**REQUIRED TASK:** Strip the pictures and reproduce the rest of the listing exactly.

▽

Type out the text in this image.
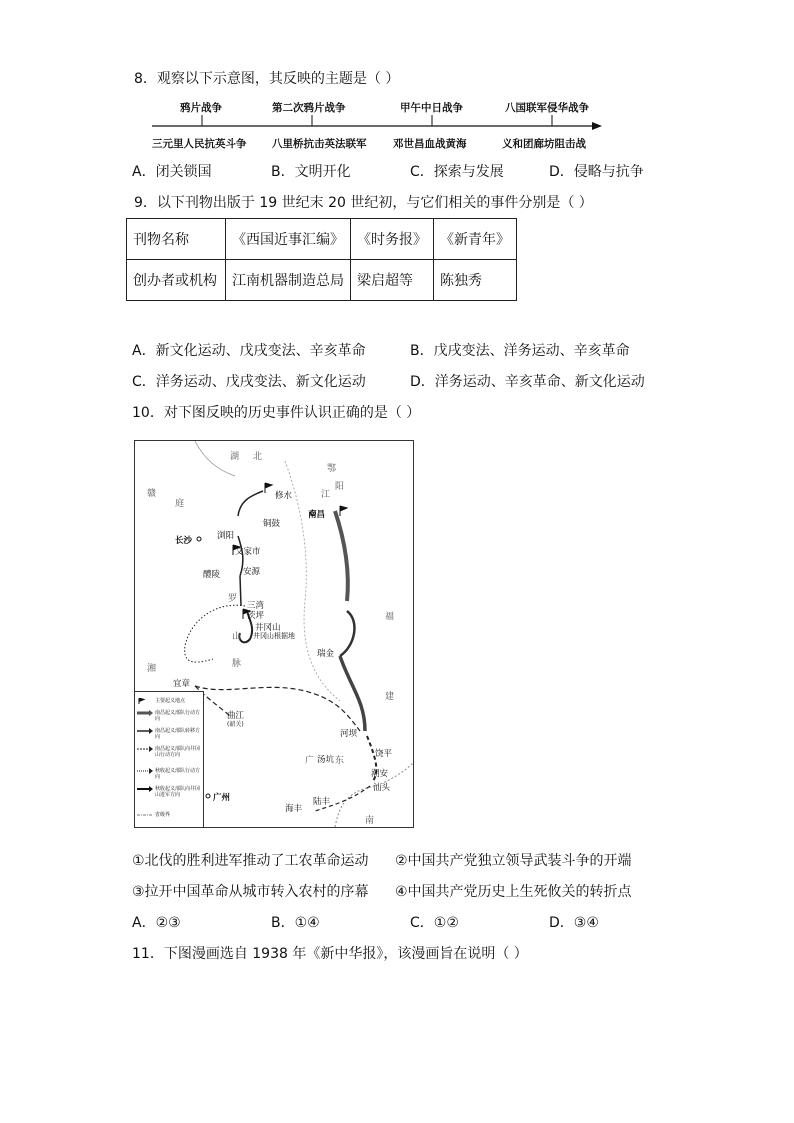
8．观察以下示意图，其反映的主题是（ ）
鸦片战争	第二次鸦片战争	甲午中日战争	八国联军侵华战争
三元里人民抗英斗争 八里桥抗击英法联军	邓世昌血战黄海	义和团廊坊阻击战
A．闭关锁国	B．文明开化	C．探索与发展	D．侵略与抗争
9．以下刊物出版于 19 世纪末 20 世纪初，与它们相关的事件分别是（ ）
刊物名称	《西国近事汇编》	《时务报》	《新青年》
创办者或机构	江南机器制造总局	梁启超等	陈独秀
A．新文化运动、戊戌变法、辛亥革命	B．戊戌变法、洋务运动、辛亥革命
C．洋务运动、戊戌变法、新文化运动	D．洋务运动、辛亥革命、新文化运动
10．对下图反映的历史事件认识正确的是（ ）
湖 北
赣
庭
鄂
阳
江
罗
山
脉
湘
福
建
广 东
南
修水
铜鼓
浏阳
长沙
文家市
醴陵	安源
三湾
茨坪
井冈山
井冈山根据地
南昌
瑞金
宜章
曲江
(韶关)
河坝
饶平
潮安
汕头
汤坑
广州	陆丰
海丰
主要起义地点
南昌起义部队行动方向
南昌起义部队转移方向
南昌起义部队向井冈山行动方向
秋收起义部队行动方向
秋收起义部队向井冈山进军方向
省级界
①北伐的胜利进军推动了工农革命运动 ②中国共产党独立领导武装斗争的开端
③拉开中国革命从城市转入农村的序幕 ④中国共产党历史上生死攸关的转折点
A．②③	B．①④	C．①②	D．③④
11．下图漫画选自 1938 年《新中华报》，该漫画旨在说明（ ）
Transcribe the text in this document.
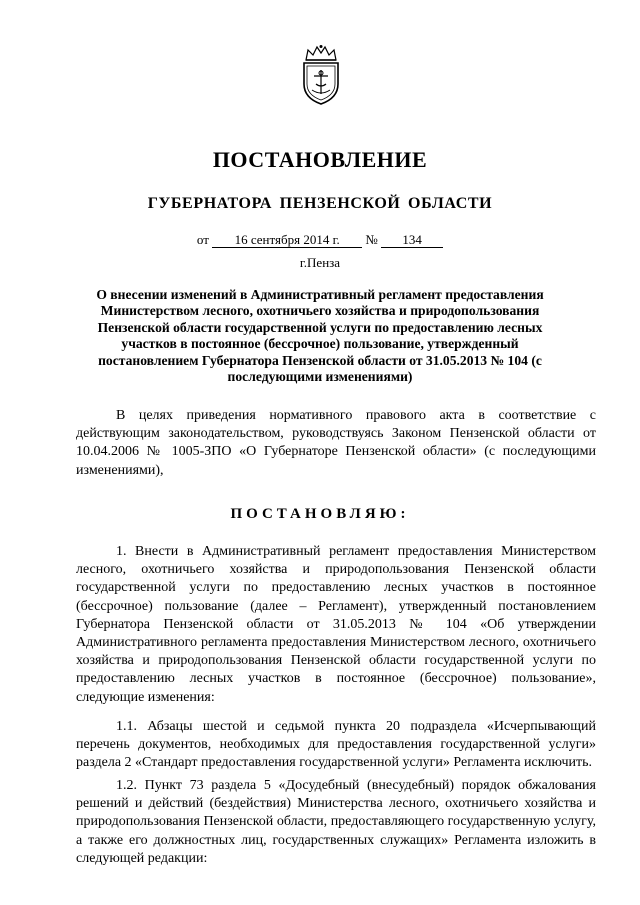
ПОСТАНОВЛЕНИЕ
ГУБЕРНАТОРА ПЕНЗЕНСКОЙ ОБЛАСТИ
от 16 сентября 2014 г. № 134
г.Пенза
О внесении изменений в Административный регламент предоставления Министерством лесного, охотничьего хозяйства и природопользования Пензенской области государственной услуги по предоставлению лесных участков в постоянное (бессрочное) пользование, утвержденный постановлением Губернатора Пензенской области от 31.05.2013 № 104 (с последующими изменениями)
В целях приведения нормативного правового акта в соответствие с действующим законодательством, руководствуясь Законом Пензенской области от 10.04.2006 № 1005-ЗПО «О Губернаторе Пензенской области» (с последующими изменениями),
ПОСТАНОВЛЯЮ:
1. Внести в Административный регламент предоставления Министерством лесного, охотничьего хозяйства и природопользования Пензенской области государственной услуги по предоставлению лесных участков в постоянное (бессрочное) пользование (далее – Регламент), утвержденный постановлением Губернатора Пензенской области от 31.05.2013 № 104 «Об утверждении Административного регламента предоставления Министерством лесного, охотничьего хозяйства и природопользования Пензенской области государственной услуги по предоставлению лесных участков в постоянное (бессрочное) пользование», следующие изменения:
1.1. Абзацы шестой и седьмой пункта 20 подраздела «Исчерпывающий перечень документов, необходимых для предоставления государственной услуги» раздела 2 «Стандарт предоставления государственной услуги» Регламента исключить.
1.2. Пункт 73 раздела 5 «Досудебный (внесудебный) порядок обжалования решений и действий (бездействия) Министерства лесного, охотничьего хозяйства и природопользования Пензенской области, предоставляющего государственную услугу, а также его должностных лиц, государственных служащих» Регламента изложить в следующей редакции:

△

**THE ANSWER:**
Type out the text in this image.
8．观察以下示意图，其反映的主题是（ ）
鸦片战争	第二次鸦片战争	甲午中日战争	八国联军侵华战争
三元里人民抗英斗争 八里桥抗击英法联军	邓世昌血战黄海	义和团廊坊阻击战
A．闭关锁国	B．文明开化	C．探索与发展	D．侵略与抗争
9．以下刊物出版于 19 世纪末 20 世纪初，与它们相关的事件分别是（ ）
刊物名称	《西国近事汇编》	《时务报》	《新青年》
创办者或机构	江南机器制造总局	梁启超等	陈独秀
A．新文化运动、戊戌变法、辛亥革命	B．戊戌变法、洋务运动、辛亥革命
C．洋务运动、戊戌变法、新文化运动	D．洋务运动、辛亥革命、新文化运动
10．对下图反映的历史事件认识正确的是（ ）
湖 北
赣
庭
鄂
阳
江
罗
山
脉
湘
福
建
广 东
南
修水
铜鼓
浏阳
长沙
文家市
醴陵	安源
三湾
茨坪
井冈山
井冈山根据地
南昌
瑞金
宜章
曲江
(韶关)
河坝
饶平
潮安
汕头
汤坑
广州	陆丰
海丰
主要起义地点
南昌起义部队行动方向
南昌起义部队转移方向
南昌起义部队向井冈山行动方向
秋收起义部队行动方向
秋收起义部队向井冈山进军方向
省级界
①北伐的胜利进军推动了工农革命运动 ②中国共产党独立领导武装斗争的开端
③拉开中国革命从城市转入农村的序幕 ④中国共产党历史上生死攸关的转折点
A．②③	B．①④	C．①②	D．③④
11．下图漫画选自 1938 年《新中华报》，该漫画旨在说明（ ）
Transcribe the text in this document.
ПОСТАНОВЛЕНИЕ
ГУБЕРНАТОРА ПЕНЗЕНСКОЙ ОБЛАСТИ
от 16 сентября 2014 г. № 134
г.Пенза
О внесении изменений в Административный регламент предоставления Министерством лесного, охотничьего хозяйства и природопользования Пензенской области государственной услуги по предоставлению лесных участков в постоянное (бессрочное) пользование, утвержденный постановлением Губернатора Пензенской области от 31.05.2013 № 104 (с последующими изменениями)
В целях приведения нормативного правового акта в соответствие с действующим законодательством, руководствуясь Законом Пензенской области от 10.04.2006 № 1005-ЗПО «О Губернаторе Пензенской области» (с последующими изменениями),
ПОСТАНОВЛЯЮ:
1. Внести в Административный регламент предоставления Министерством лесного, охотничьего хозяйства и природопользования Пензенской области государственной услуги по предоставлению лесных участков в постоянное (бессрочное) пользование (далее – Регламент), утвержденный постановлением Губернатора Пензенской области от 31.05.2013 № 104 «Об утверждении Административного регламента предоставления Министерством лесного, охотничьего хозяйства и природопользования Пензенской области государственной услуги по предоставлению лесных участков в постоянное (бессрочное) пользование», следующие изменения:
1.1. Абзацы шестой и седьмой пункта 20 подраздела «Исчерпывающий перечень документов, необходимых для предоставления государственной услуги» раздела 2 «Стандарт предоставления государственной услуги» Регламента исключить.
1.2. Пункт 73 раздела 5 «Досудебный (внесудебный) порядок обжалования решений и действий (бездействия) Министерства лесного, охотничьего хозяйства и природопользования Пензенской области, предоставляющего государственную услугу, а также его должностных лиц, государственных служащих» Регламента изложить в следующей редакции:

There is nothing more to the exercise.